+++ DATASET RECORDS

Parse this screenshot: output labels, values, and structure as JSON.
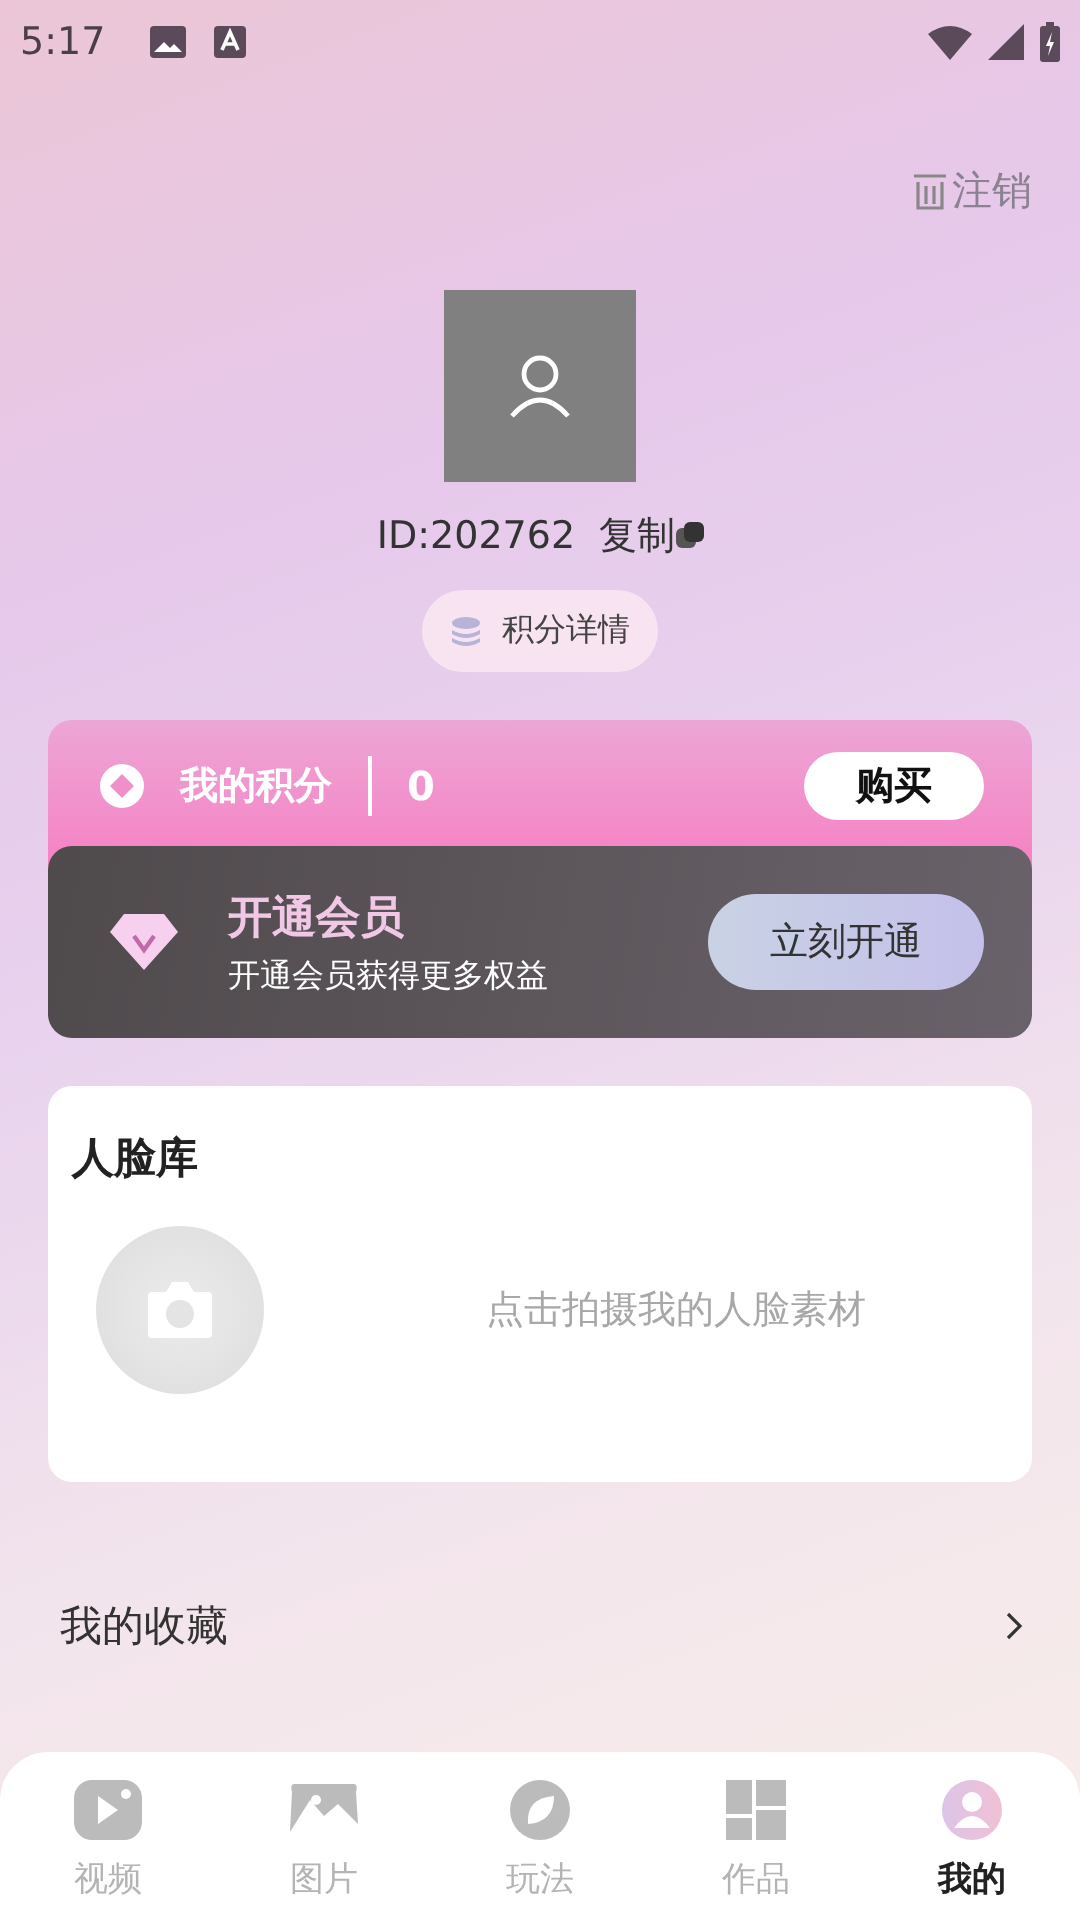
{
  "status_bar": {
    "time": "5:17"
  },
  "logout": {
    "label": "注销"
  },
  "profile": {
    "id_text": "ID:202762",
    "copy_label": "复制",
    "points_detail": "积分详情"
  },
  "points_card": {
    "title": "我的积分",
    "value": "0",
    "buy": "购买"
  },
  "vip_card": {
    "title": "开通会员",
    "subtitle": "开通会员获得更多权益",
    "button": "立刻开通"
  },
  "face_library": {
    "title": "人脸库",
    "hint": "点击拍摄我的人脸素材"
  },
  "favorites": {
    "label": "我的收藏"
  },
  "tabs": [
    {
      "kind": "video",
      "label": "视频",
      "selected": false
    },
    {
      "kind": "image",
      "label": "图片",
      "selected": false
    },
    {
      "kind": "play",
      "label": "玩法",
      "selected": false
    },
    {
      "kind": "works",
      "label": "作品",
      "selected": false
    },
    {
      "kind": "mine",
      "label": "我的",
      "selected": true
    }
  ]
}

++++++

REQUIREMENTS:
Keep the pictures out and write out the records exactly.

PROBLEM SOLUTION:
Parse this screenshot: output labels, values, and structure as JSON.
{
  "status_bar": {
    "time": "5:17"
  },
  "logout": {
    "label": "注销"
  },
  "profile": {
    "id_text": "ID:202762",
    "copy_label": "复制",
    "points_detail": "积分详情"
  },
  "points_card": {
    "title": "我的积分",
    "value": "0",
    "buy": "购买"
  },
  "vip_card": {
    "title": "开通会员",
    "subtitle": "开通会员获得更多权益",
    "button": "立刻开通"
  },
  "face_library": {
    "title": "人脸库",
    "hint": "点击拍摄我的人脸素材"
  },
  "favorites": {
    "label": "我的收藏"
  },
  "tabs": [
    {
      "kind": "video",
      "label": "视频",
      "selected": false
    },
    {
      "kind": "image",
      "label": "图片",
      "selected": false
    },
    {
      "kind": "play",
      "label": "玩法",
      "selected": false
    },
    {
      "kind": "works",
      "label": "作品",
      "selected": false
    },
    {
      "kind": "mine",
      "label": "我的",
      "selected": true
    }
  ]
}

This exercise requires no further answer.